◆ Rows ◆
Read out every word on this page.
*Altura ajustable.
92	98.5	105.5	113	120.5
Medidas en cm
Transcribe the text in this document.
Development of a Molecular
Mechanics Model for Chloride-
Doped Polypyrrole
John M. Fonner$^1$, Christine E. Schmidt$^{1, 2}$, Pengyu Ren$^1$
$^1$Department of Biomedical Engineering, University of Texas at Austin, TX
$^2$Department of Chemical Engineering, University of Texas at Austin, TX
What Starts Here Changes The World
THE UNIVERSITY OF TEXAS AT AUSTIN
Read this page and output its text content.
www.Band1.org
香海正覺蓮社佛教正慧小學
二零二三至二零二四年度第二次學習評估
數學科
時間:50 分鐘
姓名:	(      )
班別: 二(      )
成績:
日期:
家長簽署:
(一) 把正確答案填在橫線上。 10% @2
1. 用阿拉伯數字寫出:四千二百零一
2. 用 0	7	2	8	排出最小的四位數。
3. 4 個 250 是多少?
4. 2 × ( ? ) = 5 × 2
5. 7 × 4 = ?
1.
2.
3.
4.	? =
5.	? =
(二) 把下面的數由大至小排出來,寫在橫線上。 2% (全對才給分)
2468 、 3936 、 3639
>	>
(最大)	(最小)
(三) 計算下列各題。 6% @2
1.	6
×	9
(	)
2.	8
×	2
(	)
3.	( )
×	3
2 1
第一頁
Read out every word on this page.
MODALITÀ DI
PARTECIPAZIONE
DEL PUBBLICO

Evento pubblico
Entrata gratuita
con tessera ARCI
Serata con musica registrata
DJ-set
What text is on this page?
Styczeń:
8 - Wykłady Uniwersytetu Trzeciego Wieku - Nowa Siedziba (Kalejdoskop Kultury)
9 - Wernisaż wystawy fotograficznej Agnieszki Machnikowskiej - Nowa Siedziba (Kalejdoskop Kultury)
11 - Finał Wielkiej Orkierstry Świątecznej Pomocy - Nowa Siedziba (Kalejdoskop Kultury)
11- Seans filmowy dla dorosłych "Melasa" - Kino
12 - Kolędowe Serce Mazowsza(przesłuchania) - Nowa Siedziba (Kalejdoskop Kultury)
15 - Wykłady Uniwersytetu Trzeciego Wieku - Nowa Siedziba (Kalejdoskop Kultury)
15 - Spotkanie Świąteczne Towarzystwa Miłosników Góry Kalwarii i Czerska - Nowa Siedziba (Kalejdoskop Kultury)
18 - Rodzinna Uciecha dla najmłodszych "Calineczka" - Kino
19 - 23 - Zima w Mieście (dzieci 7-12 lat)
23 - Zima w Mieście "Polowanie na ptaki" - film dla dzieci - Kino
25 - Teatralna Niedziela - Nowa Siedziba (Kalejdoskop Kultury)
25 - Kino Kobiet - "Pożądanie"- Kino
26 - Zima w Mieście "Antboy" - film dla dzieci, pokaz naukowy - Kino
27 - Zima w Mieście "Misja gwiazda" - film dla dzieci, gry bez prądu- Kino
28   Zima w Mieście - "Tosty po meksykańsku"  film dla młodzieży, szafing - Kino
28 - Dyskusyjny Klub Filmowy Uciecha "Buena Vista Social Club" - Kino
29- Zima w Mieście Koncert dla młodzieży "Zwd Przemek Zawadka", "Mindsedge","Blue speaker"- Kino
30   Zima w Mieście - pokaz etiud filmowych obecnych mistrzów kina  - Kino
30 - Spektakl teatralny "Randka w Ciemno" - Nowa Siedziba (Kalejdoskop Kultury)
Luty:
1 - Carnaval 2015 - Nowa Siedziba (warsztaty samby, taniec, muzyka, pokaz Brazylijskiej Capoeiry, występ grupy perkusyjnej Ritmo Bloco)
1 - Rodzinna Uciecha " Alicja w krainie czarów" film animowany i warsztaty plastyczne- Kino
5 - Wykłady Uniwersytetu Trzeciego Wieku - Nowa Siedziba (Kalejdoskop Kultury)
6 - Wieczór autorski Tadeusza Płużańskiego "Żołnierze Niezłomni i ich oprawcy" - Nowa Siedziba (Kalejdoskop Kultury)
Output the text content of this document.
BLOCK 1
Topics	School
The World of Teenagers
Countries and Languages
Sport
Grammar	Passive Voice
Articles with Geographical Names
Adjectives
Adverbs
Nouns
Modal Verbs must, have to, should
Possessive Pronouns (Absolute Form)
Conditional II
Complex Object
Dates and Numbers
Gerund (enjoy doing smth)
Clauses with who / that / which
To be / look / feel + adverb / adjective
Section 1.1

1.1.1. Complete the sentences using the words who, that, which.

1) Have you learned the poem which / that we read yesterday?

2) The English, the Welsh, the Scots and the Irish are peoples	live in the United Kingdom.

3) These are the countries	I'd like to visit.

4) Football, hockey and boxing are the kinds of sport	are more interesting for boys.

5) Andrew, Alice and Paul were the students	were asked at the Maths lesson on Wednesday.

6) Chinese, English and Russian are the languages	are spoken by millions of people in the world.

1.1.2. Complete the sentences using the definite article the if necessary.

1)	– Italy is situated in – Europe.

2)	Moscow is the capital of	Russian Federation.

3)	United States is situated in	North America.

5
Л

◆ What to produce ◆
Copy out all of the records shown above exactly.

◆ Exercise answer ◆
Read out every word on this page.
*Altura ajustable.
92	98.5	105.5	113	120.5
Medidas en cm
Transcribe the text in this document.
Development of a Molecular
Mechanics Model for Chloride-
Doped Polypyrrole
John M. Fonner$^1$, Christine E. Schmidt$^{1, 2}$, Pengyu Ren$^1$
$^1$Department of Biomedical Engineering, University of Texas at Austin, TX
$^2$Department of Chemical Engineering, University of Texas at Austin, TX
What Starts Here Changes The World
THE UNIVERSITY OF TEXAS AT AUSTIN
Read this page and output its text content.
www.Band1.org
香海正覺蓮社佛教正慧小學
二零二三至二零二四年度第二次學習評估
數學科
時間:50 分鐘
姓名:	(      )
班別: 二(      )
成績:
日期:
家長簽署:
(一) 把正確答案填在橫線上。 10% @2
1. 用阿拉伯數字寫出:四千二百零一
2. 用 0	7	2	8	排出最小的四位數。
3. 4 個 250 是多少?
4. 2 × ( ? ) = 5 × 2
5. 7 × 4 = ?
1.
2.
3.
4.	? =
5.	? =
(二) 把下面的數由大至小排出來,寫在橫線上。 2% (全對才給分)
2468 、 3936 、 3639
>	>
(最大)	(最小)
(三) 計算下列各題。 6% @2
1.	6
×	9
(	)
2.	8
×	2
(	)
3.	( )
×	3
2 1
第一頁
Read out every word on this page.
MODALITÀ DI
PARTECIPAZIONE
DEL PUBBLICO

Evento pubblico
Entrata gratuita
con tessera ARCI
Serata con musica registrata
DJ-set
What text is on this page?
Styczeń:
8 - Wykłady Uniwersytetu Trzeciego Wieku - Nowa Siedziba (Kalejdoskop Kultury)
9 - Wernisaż wystawy fotograficznej Agnieszki Machnikowskiej - Nowa Siedziba (Kalejdoskop Kultury)
11 - Finał Wielkiej Orkierstry Świątecznej Pomocy - Nowa Siedziba (Kalejdoskop Kultury)
11- Seans filmowy dla dorosłych "Melasa" - Kino
12 - Kolędowe Serce Mazowsza(przesłuchania) - Nowa Siedziba (Kalejdoskop Kultury)
15 - Wykłady Uniwersytetu Trzeciego Wieku - Nowa Siedziba (Kalejdoskop Kultury)
15 - Spotkanie Świąteczne Towarzystwa Miłosników Góry Kalwarii i Czerska - Nowa Siedziba (Kalejdoskop Kultury)
18 - Rodzinna Uciecha dla najmłodszych "Calineczka" - Kino
19 - 23 - Zima w Mieście (dzieci 7-12 lat)
23 - Zima w Mieście "Polowanie na ptaki" - film dla dzieci - Kino
25 - Teatralna Niedziela - Nowa Siedziba (Kalejdoskop Kultury)
25 - Kino Kobiet - "Pożądanie"- Kino
26 - Zima w Mieście "Antboy" - film dla dzieci, pokaz naukowy - Kino
27 - Zima w Mieście "Misja gwiazda" - film dla dzieci, gry bez prądu- Kino
28   Zima w Mieście - "Tosty po meksykańsku"  film dla młodzieży, szafing - Kino
28 - Dyskusyjny Klub Filmowy Uciecha "Buena Vista Social Club" - Kino
29- Zima w Mieście Koncert dla młodzieży "Zwd Przemek Zawadka", "Mindsedge","Blue speaker"- Kino
30   Zima w Mieście - pokaz etiud filmowych obecnych mistrzów kina  - Kino
30 - Spektakl teatralny "Randka w Ciemno" - Nowa Siedziba (Kalejdoskop Kultury)
Luty:
1 - Carnaval 2015 - Nowa Siedziba (warsztaty samby, taniec, muzyka, pokaz Brazylijskiej Capoeiry, występ grupy perkusyjnej Ritmo Bloco)
1 - Rodzinna Uciecha " Alicja w krainie czarów" film animowany i warsztaty plastyczne- Kino
5 - Wykłady Uniwersytetu Trzeciego Wieku - Nowa Siedziba (Kalejdoskop Kultury)
6 - Wieczór autorski Tadeusza Płużańskiego "Żołnierze Niezłomni i ich oprawcy" - Nowa Siedziba (Kalejdoskop Kultury)
Output the text content of this document.
BLOCK 1
Topics	School
The World of Teenagers
Countries and Languages
Sport
Grammar	Passive Voice
Articles with Geographical Names
Adjectives
Adverbs
Nouns
Modal Verbs must, have to, should
Possessive Pronouns (Absolute Form)
Conditional II
Complex Object
Dates and Numbers
Gerund (enjoy doing smth)
Clauses with who / that / which
To be / look / feel + adverb / adjective
Section 1.1

1.1.1. Complete the sentences using the words who, that, which.

1) Have you learned the poem which / that we read yesterday?

2) The English, the Welsh, the Scots and the Irish are peoples	live in the United Kingdom.

3) These are the countries	I'd like to visit.

4) Football, hockey and boxing are the kinds of sport	are more interesting for boys.

5) Andrew, Alice and Paul were the students	were asked at the Maths lesson on Wednesday.

6) Chinese, English and Russian are the languages	are spoken by millions of people in the world.

1.1.2. Complete the sentences using the definite article the if necessary.

1)	– Italy is situated in – Europe.

2)	Moscow is the capital of	Russian Federation.

3)	United States is situated in	North America.

5
Л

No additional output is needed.